GOAL OF THE EXERCISE: Search term "African": copy each line of the data containing it.

MATERIALS PROVIDED:

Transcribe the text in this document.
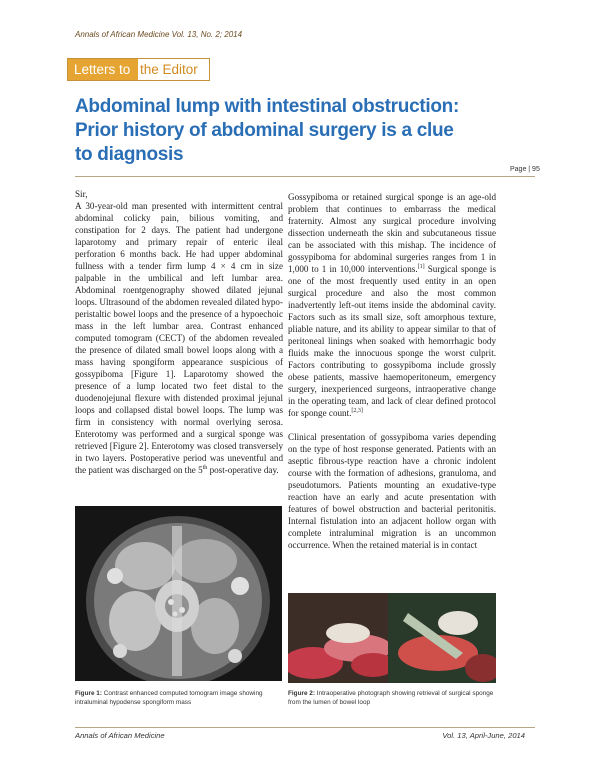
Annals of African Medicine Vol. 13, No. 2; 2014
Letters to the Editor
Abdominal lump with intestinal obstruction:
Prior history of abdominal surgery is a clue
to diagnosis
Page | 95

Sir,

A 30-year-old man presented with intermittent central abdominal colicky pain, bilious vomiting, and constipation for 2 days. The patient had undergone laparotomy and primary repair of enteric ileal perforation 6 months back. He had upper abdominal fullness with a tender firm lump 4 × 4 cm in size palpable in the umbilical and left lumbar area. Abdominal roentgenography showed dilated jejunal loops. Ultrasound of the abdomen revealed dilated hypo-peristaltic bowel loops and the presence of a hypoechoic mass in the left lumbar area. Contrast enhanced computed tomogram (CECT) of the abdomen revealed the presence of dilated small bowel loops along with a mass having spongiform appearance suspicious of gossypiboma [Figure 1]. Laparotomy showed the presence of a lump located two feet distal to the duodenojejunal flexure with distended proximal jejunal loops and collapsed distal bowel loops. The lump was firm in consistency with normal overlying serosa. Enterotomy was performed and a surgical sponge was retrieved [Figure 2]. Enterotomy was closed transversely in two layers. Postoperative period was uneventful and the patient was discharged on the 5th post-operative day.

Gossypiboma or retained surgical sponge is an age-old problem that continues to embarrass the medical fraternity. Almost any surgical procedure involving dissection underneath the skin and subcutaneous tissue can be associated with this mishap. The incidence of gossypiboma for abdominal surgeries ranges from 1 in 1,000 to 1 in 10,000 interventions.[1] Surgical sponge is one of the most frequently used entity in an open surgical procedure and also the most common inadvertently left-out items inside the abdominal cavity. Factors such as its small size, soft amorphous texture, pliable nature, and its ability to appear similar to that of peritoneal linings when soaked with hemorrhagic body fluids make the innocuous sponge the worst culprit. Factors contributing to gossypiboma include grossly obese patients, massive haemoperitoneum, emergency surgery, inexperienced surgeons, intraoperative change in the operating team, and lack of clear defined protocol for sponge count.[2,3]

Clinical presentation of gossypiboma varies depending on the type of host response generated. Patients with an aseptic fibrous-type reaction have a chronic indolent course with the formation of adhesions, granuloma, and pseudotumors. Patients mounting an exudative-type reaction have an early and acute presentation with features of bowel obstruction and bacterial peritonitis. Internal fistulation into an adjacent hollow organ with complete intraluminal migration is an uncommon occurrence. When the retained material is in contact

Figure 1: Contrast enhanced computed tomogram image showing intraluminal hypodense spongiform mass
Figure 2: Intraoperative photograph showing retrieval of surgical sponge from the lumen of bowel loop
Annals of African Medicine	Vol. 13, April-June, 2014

SOLUTION FOR THIS EXERCISE:
Annals of African Medicine Vol. 13, No. 2; 2014
Annals of African Medicine	Vol. 13, April-June, 2014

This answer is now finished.